▸ Problem statement:
Among the lines below, count those with "which". Give the total alone.

Data extracted from a collection
——
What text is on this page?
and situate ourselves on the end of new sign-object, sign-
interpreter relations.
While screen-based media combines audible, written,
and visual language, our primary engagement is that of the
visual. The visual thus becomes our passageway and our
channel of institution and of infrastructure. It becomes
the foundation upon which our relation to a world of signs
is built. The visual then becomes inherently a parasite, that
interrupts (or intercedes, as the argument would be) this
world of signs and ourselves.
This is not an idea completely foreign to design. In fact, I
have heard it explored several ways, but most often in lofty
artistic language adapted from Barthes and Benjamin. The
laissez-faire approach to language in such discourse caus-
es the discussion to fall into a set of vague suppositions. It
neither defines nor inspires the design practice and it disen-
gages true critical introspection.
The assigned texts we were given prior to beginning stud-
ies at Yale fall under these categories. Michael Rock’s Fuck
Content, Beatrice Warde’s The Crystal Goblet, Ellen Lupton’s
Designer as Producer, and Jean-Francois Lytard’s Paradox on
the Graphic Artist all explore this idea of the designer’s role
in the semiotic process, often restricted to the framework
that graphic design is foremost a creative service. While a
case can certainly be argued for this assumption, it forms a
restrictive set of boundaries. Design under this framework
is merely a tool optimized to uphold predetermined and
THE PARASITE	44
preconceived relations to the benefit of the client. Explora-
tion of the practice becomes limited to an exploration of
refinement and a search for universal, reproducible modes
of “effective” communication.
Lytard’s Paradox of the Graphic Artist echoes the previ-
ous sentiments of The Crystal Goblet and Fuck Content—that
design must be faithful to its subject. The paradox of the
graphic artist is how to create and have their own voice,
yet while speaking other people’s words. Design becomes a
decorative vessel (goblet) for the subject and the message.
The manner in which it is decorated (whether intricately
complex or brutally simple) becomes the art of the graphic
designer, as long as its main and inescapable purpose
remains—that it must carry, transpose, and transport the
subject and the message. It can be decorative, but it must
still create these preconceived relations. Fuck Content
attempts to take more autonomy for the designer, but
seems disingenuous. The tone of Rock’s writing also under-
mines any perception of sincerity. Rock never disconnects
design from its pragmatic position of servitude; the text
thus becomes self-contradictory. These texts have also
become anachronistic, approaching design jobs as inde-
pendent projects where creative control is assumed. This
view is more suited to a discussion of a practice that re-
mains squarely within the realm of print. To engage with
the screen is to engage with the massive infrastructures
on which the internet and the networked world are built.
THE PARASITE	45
——
▸ Exercise result:
3